Transcribe the records below exactly as they appear, omitting any pictures.

▼

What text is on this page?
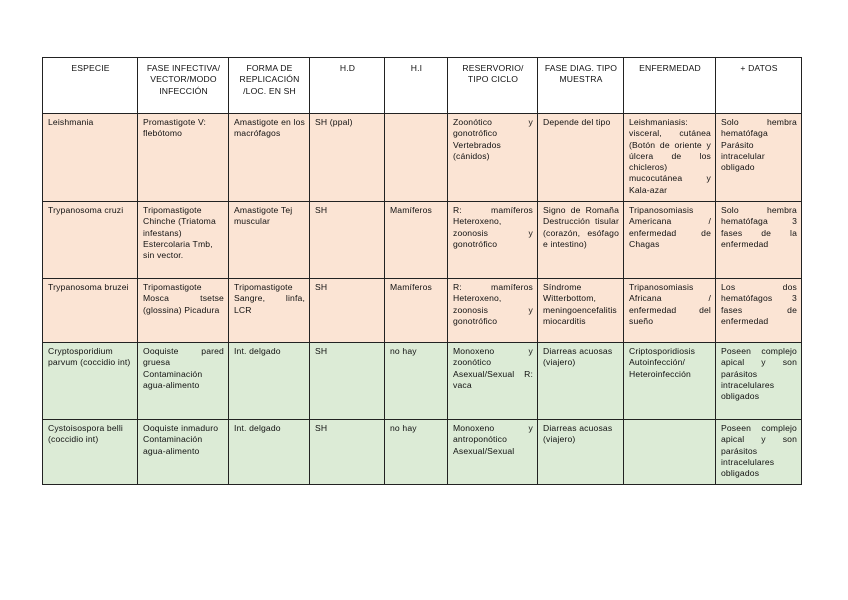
ESPECIE	FASE INFECTIVA/ VECTOR/MODO INFECCIÓN	FORMA DE REPLICACIÓN /LOC. EN SH	H.D	H.I	RESERVORIO/ TIPO CICLO	FASE DIAG. TIPO MUESTRA	ENFERMEDAD	+ DATOS
Leishmania	Promastigote V: flebótomo	Amastigote en los macrófagos	SH (ppal)		Zoonótico y gonotrófico Vertebrados (cánidos)	Depende del tipo	Leishmaniasis: visceral, cutánea (Botón de oriente y úlcera de los chicleros) mucocutánea y Kala-azar	Solo hembra hematófaga Parásito intracelular obligado
Trypanosoma cruzi	Tripomastigote Chinche (Triatoma infestans) Estercolaria Tmb, sin vector.	Amastigote Tej muscular	SH	Mamíferos	R: mamíferos Heteroxeno, zoonosis y gonotrófico	Signo de Romaña Destrucción tisular (corazón, esófago e intestino)	Tripanosomiasis Americana / enfermedad de Chagas	Solo hembra hematófaga 3 fases de la enfermedad
Trypanosoma bruzei	Tripomastigote Mosca tsetse (glossina) Picadura	Tripomastigote Sangre, linfa, LCR	SH	Mamíferos	R: mamíferos Heteroxeno, zoonosis y gonotrófico	Síndrome Witterbottom, meningoencefalitis miocarditis	Tripanosomiasis Africana / enfermedad del sueño	Los dos hematófagos 3 fases de enfermedad
Cryptosporidium parvum (coccidio int)	Ooquiste pared gruesa Contaminación agua-alimento	Int. delgado	SH	no hay	Monoxeno y zoonótico Asexual/Sexual R: vaca	Diarreas acuosas (viajero)	Criptosporidiosis Autoinfección/ Heteroinfección	Poseen complejo apical y son parásitos intracelulares obligados
Cystoisospora belli (coccidio int)	Ooquiste inmaduro Contaminación agua-alimento	Int. delgado	SH	no hay	Monoxeno y antroponótico Asexual/Sexual	Diarreas acuosas (viajero)		Poseen complejo apical y son parásitos intracelulares obligados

▲

▶ _RESPONSE_
What text is on this page?
ESPECIE	FASE INFECTIVA/ VECTOR/MODO INFECCIÓN	FORMA DE REPLICACIÓN /LOC. EN SH	H.D	H.I	RESERVORIO/ TIPO CICLO	FASE DIAG. TIPO MUESTRA	ENFERMEDAD	+ DATOS
Leishmania	Promastigote V: flebótomo	Amastigote en los macrófagos	SH (ppal)		Zoonótico y gonotrófico Vertebrados (cánidos)	Depende del tipo	Leishmaniasis: visceral, cutánea (Botón de oriente y úlcera de los chicleros) mucocutánea y Kala-azar	Solo hembra hematófaga Parásito intracelular obligado
Trypanosoma cruzi	Tripomastigote Chinche (Triatoma infestans) Estercolaria Tmb, sin vector.	Amastigote Tej muscular	SH	Mamíferos	R: mamíferos Heteroxeno, zoonosis y gonotrófico	Signo de Romaña Destrucción tisular (corazón, esófago e intestino)	Tripanosomiasis Americana / enfermedad de Chagas	Solo hembra hematófaga 3 fases de la enfermedad
Trypanosoma bruzei	Tripomastigote Mosca tsetse (glossina) Picadura	Tripomastigote Sangre, linfa, LCR	SH	Mamíferos	R: mamíferos Heteroxeno, zoonosis y gonotrófico	Síndrome Witterbottom, meningoencefalitis miocarditis	Tripanosomiasis Africana / enfermedad del sueño	Los dos hematófagos 3 fases de enfermedad
Cryptosporidium parvum (coccidio int)	Ooquiste pared gruesa Contaminación agua-alimento	Int. delgado	SH	no hay	Monoxeno y zoonótico Asexual/Sexual R: vaca	Diarreas acuosas (viajero)	Criptosporidiosis Autoinfección/ Heteroinfección	Poseen complejo apical y son parásitos intracelulares obligados
Cystoisospora belli (coccidio int)	Ooquiste inmaduro Contaminación agua-alimento	Int. delgado	SH	no hay	Monoxeno y antroponótico Asexual/Sexual	Diarreas acuosas (viajero)		Poseen complejo apical y son parásitos intracelulares obligados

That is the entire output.